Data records
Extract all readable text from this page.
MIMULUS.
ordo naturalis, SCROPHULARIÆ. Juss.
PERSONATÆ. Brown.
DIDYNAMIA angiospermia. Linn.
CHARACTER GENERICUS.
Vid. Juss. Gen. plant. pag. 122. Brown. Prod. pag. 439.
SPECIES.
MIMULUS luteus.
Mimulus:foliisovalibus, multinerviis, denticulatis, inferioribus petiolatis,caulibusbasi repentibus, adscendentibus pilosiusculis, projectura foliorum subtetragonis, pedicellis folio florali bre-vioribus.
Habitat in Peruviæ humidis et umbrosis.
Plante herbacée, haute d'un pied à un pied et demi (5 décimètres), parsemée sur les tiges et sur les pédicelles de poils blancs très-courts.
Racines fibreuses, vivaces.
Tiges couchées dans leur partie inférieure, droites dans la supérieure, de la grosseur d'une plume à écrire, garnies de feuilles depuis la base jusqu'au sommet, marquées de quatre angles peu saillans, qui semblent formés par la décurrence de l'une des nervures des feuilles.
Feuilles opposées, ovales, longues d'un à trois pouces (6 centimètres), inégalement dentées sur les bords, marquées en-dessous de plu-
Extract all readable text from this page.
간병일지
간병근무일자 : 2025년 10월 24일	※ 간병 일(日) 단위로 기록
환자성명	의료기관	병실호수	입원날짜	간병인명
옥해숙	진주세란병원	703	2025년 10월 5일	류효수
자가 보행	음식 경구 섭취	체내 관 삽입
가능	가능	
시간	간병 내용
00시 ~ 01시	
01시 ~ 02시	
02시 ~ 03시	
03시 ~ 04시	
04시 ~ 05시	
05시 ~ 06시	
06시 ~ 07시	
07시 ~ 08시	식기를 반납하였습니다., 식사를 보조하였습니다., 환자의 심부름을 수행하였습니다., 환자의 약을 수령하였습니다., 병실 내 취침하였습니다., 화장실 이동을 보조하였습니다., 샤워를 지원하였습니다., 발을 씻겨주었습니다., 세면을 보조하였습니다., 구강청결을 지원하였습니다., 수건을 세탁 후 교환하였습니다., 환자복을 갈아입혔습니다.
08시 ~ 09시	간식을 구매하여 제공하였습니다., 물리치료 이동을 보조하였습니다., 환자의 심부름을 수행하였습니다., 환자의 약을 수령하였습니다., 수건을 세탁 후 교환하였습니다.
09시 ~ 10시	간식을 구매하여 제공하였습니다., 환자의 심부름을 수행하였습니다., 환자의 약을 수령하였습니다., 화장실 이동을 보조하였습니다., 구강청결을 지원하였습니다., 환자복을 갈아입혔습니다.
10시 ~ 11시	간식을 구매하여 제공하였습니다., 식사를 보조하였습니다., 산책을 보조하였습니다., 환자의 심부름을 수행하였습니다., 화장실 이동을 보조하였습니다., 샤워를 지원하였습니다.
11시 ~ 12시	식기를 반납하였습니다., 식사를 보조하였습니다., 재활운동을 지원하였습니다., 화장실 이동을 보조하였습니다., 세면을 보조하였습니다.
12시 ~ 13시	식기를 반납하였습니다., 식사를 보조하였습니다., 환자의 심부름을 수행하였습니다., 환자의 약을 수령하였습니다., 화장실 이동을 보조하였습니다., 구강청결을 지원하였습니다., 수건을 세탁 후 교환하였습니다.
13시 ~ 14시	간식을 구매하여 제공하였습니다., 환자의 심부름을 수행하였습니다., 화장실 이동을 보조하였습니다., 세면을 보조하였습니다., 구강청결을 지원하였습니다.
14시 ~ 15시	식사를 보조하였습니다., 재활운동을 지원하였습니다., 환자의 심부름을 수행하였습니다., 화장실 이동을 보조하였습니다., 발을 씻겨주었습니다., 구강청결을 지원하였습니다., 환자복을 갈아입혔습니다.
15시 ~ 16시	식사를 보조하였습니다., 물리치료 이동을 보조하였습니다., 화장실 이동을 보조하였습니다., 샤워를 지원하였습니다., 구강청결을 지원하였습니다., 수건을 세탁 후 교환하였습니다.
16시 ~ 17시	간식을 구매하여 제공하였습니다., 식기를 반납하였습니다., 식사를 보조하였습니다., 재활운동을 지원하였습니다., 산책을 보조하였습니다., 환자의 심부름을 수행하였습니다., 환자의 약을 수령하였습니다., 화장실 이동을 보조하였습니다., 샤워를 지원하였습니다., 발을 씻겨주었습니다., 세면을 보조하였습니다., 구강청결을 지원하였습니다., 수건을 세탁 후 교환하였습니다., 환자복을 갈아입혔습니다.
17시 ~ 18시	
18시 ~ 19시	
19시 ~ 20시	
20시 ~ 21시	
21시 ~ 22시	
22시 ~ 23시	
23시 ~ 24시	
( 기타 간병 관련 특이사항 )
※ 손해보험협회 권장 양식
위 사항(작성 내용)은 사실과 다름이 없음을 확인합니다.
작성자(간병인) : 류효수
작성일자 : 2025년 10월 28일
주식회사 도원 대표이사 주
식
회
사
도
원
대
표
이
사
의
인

EXERCISE AIM: Copy each record from above without leaving any out.

EXERCISE RESULT:
Extract all readable text from this page.
MIMULUS.
ordo naturalis, SCROPHULARIÆ. Juss.
PERSONATÆ. Brown.
DIDYNAMIA angiospermia. Linn.
CHARACTER GENERICUS.
Vid. Juss. Gen. plant. pag. 122. Brown. Prod. pag. 439.
SPECIES.
MIMULUS luteus.
Mimulus:foliisovalibus, multinerviis, denticulatis, inferioribus petiolatis,caulibusbasi repentibus, adscendentibus pilosiusculis, projectura foliorum subtetragonis, pedicellis folio florali bre-vioribus.
Habitat in Peruviæ humidis et umbrosis.
Plante herbacée, haute d'un pied à un pied et demi (5 décimètres), parsemée sur les tiges et sur les pédicelles de poils blancs très-courts.
Racines fibreuses, vivaces.
Tiges couchées dans leur partie inférieure, droites dans la supérieure, de la grosseur d'une plume à écrire, garnies de feuilles depuis la base jusqu'au sommet, marquées de quatre angles peu saillans, qui semblent formés par la décurrence de l'une des nervures des feuilles.
Feuilles opposées, ovales, longues d'un à trois pouces (6 centimètres), inégalement dentées sur les bords, marquées en-dessous de plu-
Extract all readable text from this page.
간병일지
간병근무일자 : 2025년 10월 24일	※ 간병 일(日) 단위로 기록
환자성명	의료기관	병실호수	입원날짜	간병인명
옥해숙	진주세란병원	703	2025년 10월 5일	류효수
자가 보행	음식 경구 섭취	체내 관 삽입
가능	가능	
시간	간병 내용
00시 ~ 01시	
01시 ~ 02시	
02시 ~ 03시	
03시 ~ 04시	
04시 ~ 05시	
05시 ~ 06시	
06시 ~ 07시	
07시 ~ 08시	식기를 반납하였습니다., 식사를 보조하였습니다., 환자의 심부름을 수행하였습니다., 환자의 약을 수령하였습니다., 병실 내 취침하였습니다., 화장실 이동을 보조하였습니다., 샤워를 지원하였습니다., 발을 씻겨주었습니다., 세면을 보조하였습니다., 구강청결을 지원하였습니다., 수건을 세탁 후 교환하였습니다., 환자복을 갈아입혔습니다.
08시 ~ 09시	간식을 구매하여 제공하였습니다., 물리치료 이동을 보조하였습니다., 환자의 심부름을 수행하였습니다., 환자의 약을 수령하였습니다., 수건을 세탁 후 교환하였습니다.
09시 ~ 10시	간식을 구매하여 제공하였습니다., 환자의 심부름을 수행하였습니다., 환자의 약을 수령하였습니다., 화장실 이동을 보조하였습니다., 구강청결을 지원하였습니다., 환자복을 갈아입혔습니다.
10시 ~ 11시	간식을 구매하여 제공하였습니다., 식사를 보조하였습니다., 산책을 보조하였습니다., 환자의 심부름을 수행하였습니다., 화장실 이동을 보조하였습니다., 샤워를 지원하였습니다.
11시 ~ 12시	식기를 반납하였습니다., 식사를 보조하였습니다., 재활운동을 지원하였습니다., 화장실 이동을 보조하였습니다., 세면을 보조하였습니다.
12시 ~ 13시	식기를 반납하였습니다., 식사를 보조하였습니다., 환자의 심부름을 수행하였습니다., 환자의 약을 수령하였습니다., 화장실 이동을 보조하였습니다., 구강청결을 지원하였습니다., 수건을 세탁 후 교환하였습니다.
13시 ~ 14시	간식을 구매하여 제공하였습니다., 환자의 심부름을 수행하였습니다., 화장실 이동을 보조하였습니다., 세면을 보조하였습니다., 구강청결을 지원하였습니다.
14시 ~ 15시	식사를 보조하였습니다., 재활운동을 지원하였습니다., 환자의 심부름을 수행하였습니다., 화장실 이동을 보조하였습니다., 발을 씻겨주었습니다., 구강청결을 지원하였습니다., 환자복을 갈아입혔습니다.
15시 ~ 16시	식사를 보조하였습니다., 물리치료 이동을 보조하였습니다., 화장실 이동을 보조하였습니다., 샤워를 지원하였습니다., 구강청결을 지원하였습니다., 수건을 세탁 후 교환하였습니다.
16시 ~ 17시	간식을 구매하여 제공하였습니다., 식기를 반납하였습니다., 식사를 보조하였습니다., 재활운동을 지원하였습니다., 산책을 보조하였습니다., 환자의 심부름을 수행하였습니다., 환자의 약을 수령하였습니다., 화장실 이동을 보조하였습니다., 샤워를 지원하였습니다., 발을 씻겨주었습니다., 세면을 보조하였습니다., 구강청결을 지원하였습니다., 수건을 세탁 후 교환하였습니다., 환자복을 갈아입혔습니다.
17시 ~ 18시	
18시 ~ 19시	
19시 ~ 20시	
20시 ~ 21시	
21시 ~ 22시	
22시 ~ 23시	
23시 ~ 24시	
( 기타 간병 관련 특이사항 )
※ 손해보험협회 권장 양식
위 사항(작성 내용)은 사실과 다름이 없음을 확인합니다.
작성자(간병인) : 류효수
작성일자 : 2025년 10월 28일
주식회사 도원 대표이사 주
식
회
사
도
원
대
표
이
사
의
인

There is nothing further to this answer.